+++ MATERIALS PROVIDED +++
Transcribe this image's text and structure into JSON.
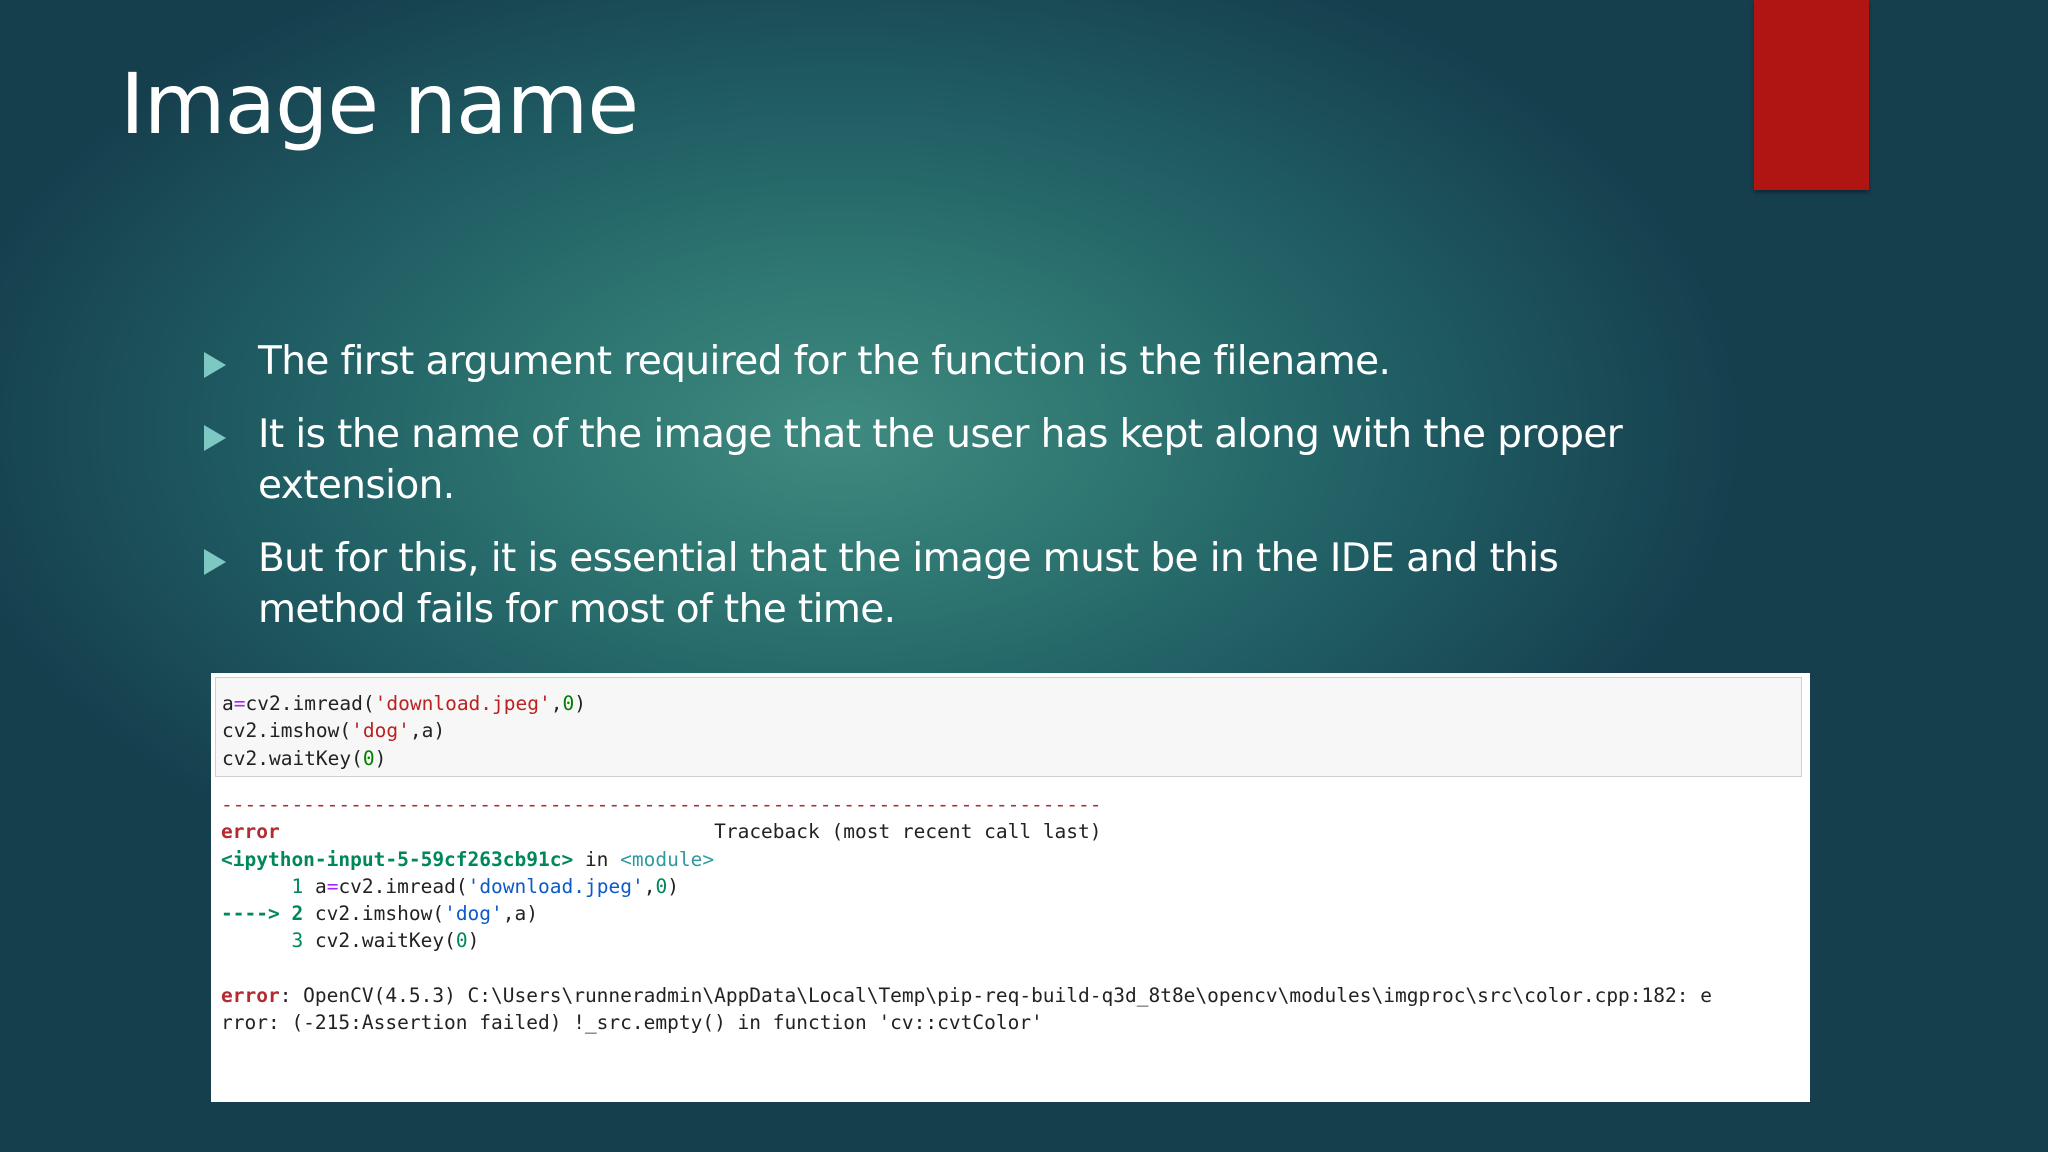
{
  "slide": {
    "title": "Image name",
    "accent_color": "#b01513",
    "bullets": [
      {
        "text": "The first argument required for the function is the filename."
      },
      {
        "text": "It is the name of the image that the user has kept along with the proper extension."
      },
      {
        "text": "But for this, it is essential that the image must be in the IDE and this method fails for most of the time."
      }
    ]
  },
  "code_cell": {
    "line1": {
      "pre": "a",
      "eq": "=",
      "call": "cv2.imread(",
      "str": "'download.jpeg'",
      "comma": ",",
      "num": "0",
      "close": ")"
    },
    "line2": {
      "call": "cv2.imshow(",
      "str": "'dog'",
      "rest": ",a)"
    },
    "line3": {
      "call": "cv2.waitKey(",
      "num": "0",
      "close": ")"
    }
  },
  "output": {
    "separator": "---------------------------------------------------------------------------",
    "error_name": "error",
    "traceback_gap": "                                     ",
    "traceback_label": "Traceback (most recent call last)",
    "location": "<ipython-input-5-59cf263cb91c>",
    "in_word": " in ",
    "module": "<module>",
    "frame": {
      "line1": {
        "indent": "      ",
        "num": "1",
        "pre": " a",
        "eq": "=",
        "call": "cv2.imread(",
        "str": "'download.jpeg'",
        "comma": ",",
        "arg": "0",
        "close": ")"
      },
      "line2": {
        "arrow": "----> 2",
        "call": " cv2.imshow(",
        "str": "'dog'",
        "rest": ",a)"
      },
      "line3": {
        "indent": "      ",
        "num": "3",
        "call": " cv2.waitKey(",
        "arg": "0",
        "close": ")"
      }
    },
    "error_label": "error",
    "error_line1": ": OpenCV(4.5.3) C:\\Users\\runneradmin\\AppData\\Local\\Temp\\pip-req-build-q3d_8t8e\\opencv\\modules\\imgproc\\src\\color.cpp:182: e",
    "error_line2": "rror: (-215:Assertion failed) !_src.empty() in function 'cv::cvtColor'"
  }
}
+++
◆ **GOAL**
Copy the material above in full and exactly, skipping pictures.

◆ **RESPONSE**
Transcribe this image's text and structure into JSON.
{
  "slide": {
    "title": "Image name",
    "accent_color": "#b01513",
    "bullets": [
      {
        "text": "The first argument required for the function is the filename."
      },
      {
        "text": "It is the name of the image that the user has kept along with the proper extension."
      },
      {
        "text": "But for this, it is essential that the image must be in the IDE and this method fails for most of the time."
      }
    ]
  },
  "code_cell": {
    "line1": {
      "pre": "a",
      "eq": "=",
      "call": "cv2.imread(",
      "str": "'download.jpeg'",
      "comma": ",",
      "num": "0",
      "close": ")"
    },
    "line2": {
      "call": "cv2.imshow(",
      "str": "'dog'",
      "rest": ",a)"
    },
    "line3": {
      "call": "cv2.waitKey(",
      "num": "0",
      "close": ")"
    }
  },
  "output": {
    "separator": "---------------------------------------------------------------------------",
    "error_name": "error",
    "traceback_gap": "                                     ",
    "traceback_label": "Traceback (most recent call last)",
    "location": "<ipython-input-5-59cf263cb91c>",
    "in_word": " in ",
    "module": "<module>",
    "frame": {
      "line1": {
        "indent": "      ",
        "num": "1",
        "pre": " a",
        "eq": "=",
        "call": "cv2.imread(",
        "str": "'download.jpeg'",
        "comma": ",",
        "arg": "0",
        "close": ")"
      },
      "line2": {
        "arrow": "----> 2",
        "call": " cv2.imshow(",
        "str": "'dog'",
        "rest": ",a)"
      },
      "line3": {
        "indent": "      ",
        "num": "3",
        "call": " cv2.waitKey(",
        "arg": "0",
        "close": ")"
      }
    },
    "error_label": "error",
    "error_line1": ": OpenCV(4.5.3) C:\\Users\\runneradmin\\AppData\\Local\\Temp\\pip-req-build-q3d_8t8e\\opencv\\modules\\imgproc\\src\\color.cpp:182: e",
    "error_line2": "rror: (-215:Assertion failed) !_src.empty() in function 'cv::cvtColor'"
  }
}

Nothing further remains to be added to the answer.